*Requirement*
Find how many lines of the listing include the string "year", and report only that figure.

*Dataset excerpts*

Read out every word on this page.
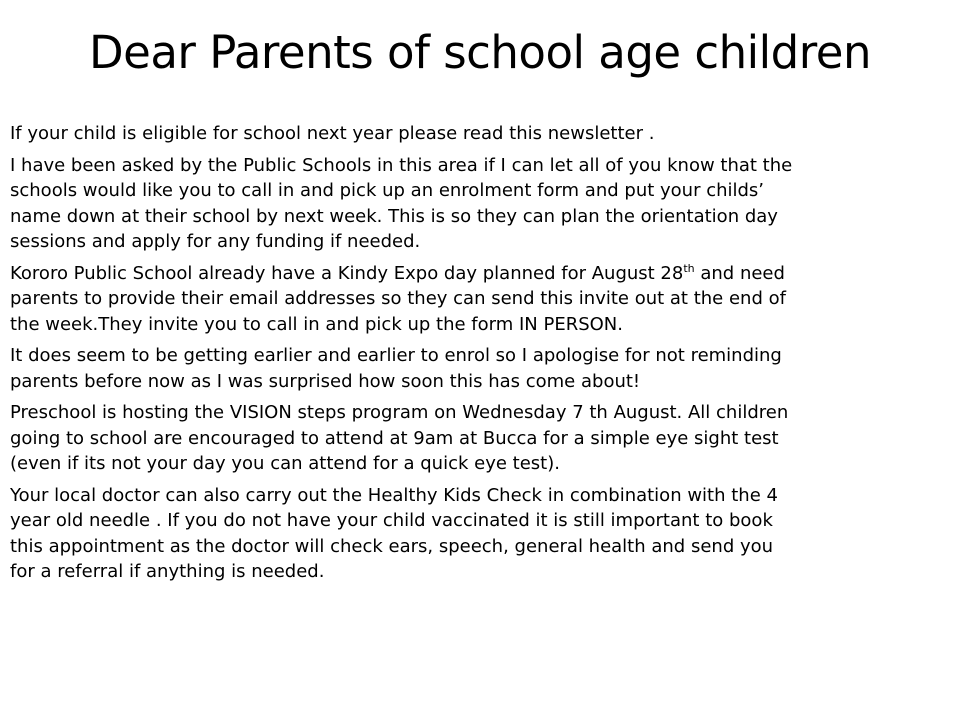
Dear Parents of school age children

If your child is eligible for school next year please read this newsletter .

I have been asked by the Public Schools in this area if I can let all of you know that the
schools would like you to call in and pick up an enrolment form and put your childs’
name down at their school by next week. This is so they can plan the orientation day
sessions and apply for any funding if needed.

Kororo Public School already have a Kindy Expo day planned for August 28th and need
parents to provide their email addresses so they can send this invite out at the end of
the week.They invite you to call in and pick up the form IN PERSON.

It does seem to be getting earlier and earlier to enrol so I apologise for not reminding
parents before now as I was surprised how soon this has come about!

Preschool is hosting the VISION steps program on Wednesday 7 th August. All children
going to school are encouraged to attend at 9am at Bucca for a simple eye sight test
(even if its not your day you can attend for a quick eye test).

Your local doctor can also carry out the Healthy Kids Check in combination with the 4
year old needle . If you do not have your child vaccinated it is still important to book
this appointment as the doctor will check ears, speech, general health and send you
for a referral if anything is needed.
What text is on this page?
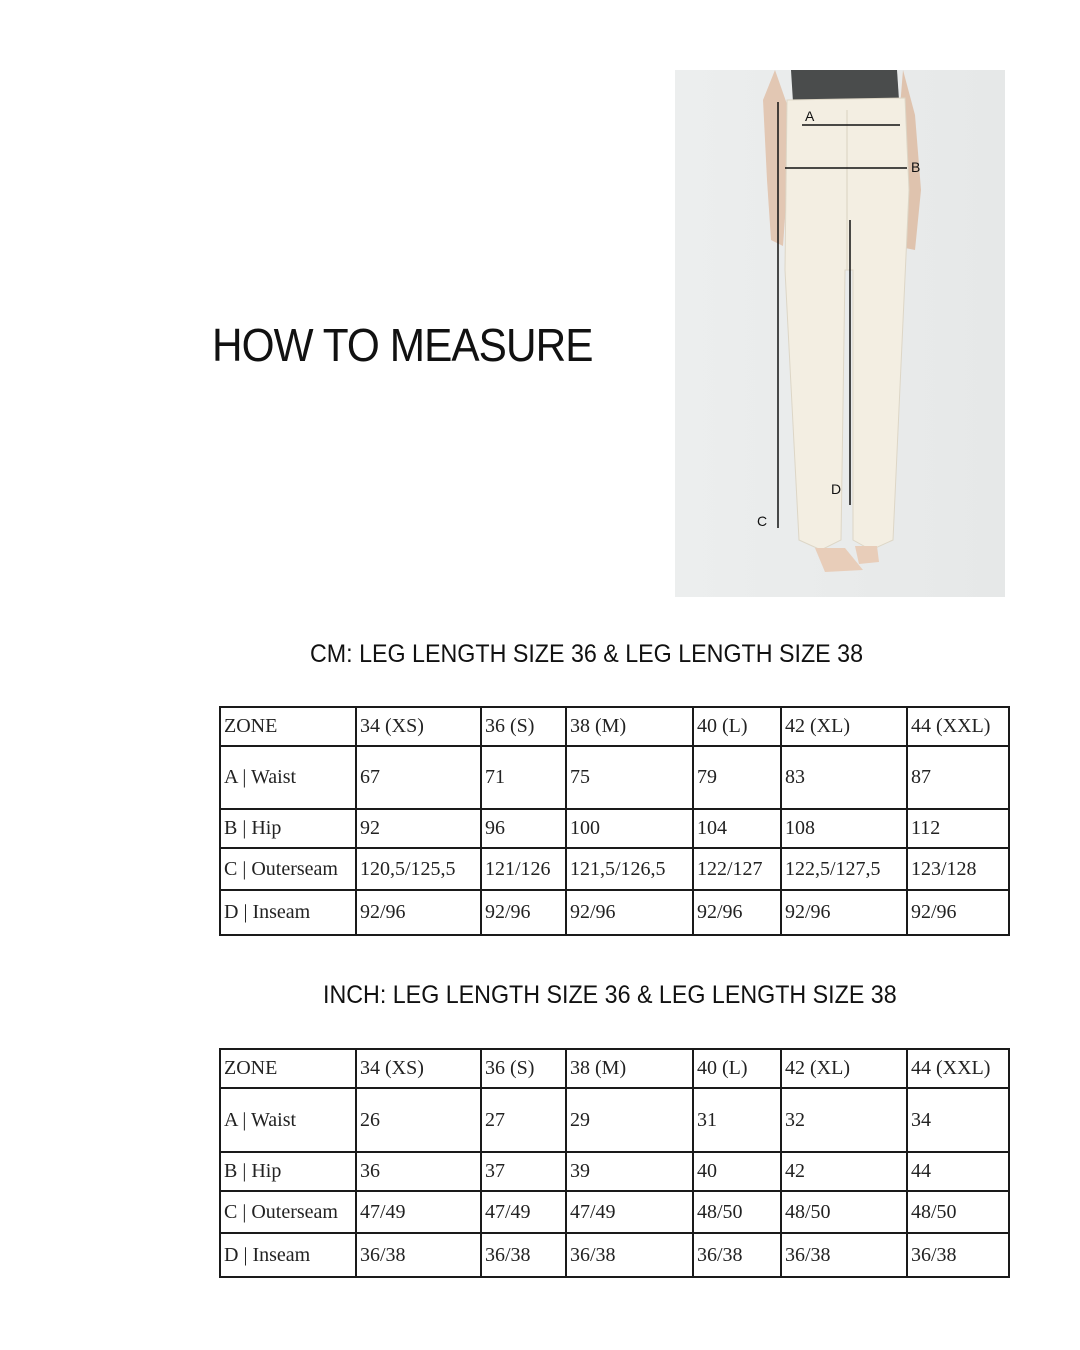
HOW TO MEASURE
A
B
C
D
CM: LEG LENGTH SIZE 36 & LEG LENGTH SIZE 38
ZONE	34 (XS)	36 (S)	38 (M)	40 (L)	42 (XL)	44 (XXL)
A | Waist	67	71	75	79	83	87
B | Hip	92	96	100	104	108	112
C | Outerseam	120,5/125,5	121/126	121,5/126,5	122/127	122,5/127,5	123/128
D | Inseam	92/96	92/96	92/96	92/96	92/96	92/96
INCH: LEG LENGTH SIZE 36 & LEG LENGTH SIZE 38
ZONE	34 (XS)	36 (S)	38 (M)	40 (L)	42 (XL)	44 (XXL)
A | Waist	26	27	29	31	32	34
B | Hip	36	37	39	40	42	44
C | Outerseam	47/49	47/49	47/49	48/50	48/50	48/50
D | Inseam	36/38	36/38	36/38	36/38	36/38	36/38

*Result below*
2